> **Given exercise**
Copy every line of the listing that holds the string "large".

> **Dataset records**

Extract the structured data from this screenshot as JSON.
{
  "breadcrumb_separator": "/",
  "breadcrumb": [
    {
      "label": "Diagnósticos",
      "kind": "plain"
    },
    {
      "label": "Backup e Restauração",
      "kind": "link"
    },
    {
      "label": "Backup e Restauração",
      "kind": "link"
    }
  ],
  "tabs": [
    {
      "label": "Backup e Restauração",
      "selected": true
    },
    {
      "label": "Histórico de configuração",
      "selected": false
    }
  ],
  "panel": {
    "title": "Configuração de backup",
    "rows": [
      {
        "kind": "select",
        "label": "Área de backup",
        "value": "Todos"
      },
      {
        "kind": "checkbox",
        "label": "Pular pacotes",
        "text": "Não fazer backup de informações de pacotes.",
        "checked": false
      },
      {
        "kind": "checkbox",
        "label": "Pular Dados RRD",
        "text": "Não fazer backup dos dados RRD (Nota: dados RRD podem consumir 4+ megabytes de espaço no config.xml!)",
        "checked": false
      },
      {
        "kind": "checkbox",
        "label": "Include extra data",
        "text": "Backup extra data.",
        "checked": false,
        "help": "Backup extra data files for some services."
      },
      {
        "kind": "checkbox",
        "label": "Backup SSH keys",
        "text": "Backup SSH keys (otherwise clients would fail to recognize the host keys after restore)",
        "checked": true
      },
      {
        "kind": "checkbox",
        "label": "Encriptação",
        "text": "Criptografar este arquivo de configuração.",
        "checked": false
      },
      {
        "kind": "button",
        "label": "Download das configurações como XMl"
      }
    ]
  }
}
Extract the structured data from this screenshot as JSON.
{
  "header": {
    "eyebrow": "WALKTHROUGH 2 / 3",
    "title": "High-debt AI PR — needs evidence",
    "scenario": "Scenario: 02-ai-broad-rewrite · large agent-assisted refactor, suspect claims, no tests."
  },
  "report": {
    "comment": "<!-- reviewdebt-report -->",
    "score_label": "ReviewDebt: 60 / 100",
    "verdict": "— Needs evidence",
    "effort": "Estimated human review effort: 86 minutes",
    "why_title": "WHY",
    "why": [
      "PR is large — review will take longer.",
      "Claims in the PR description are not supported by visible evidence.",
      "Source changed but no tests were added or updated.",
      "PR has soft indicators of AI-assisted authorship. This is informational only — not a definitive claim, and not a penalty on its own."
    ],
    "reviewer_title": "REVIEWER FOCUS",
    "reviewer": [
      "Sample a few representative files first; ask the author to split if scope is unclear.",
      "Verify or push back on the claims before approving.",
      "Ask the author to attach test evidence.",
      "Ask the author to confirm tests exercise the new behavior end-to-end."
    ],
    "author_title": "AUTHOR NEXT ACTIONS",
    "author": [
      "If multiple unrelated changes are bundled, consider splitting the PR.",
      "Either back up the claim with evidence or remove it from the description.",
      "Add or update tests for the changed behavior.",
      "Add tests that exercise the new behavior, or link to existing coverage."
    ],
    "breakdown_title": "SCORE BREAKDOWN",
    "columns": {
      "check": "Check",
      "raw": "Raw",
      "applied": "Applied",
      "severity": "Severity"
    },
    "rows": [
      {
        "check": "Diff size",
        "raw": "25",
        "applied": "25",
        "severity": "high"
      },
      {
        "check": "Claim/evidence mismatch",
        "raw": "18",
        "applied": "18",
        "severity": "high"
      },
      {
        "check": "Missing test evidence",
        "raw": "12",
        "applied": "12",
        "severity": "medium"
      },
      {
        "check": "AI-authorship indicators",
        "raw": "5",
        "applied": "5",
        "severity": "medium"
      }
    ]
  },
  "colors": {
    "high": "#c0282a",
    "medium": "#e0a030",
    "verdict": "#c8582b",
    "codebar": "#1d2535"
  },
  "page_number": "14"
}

> **Answer to this task**
    "scenario": "Scenario: 02-ai-broad-rewrite · large agent-assisted refactor, suspect claims, no tests."
      "PR is large — review will take longer.",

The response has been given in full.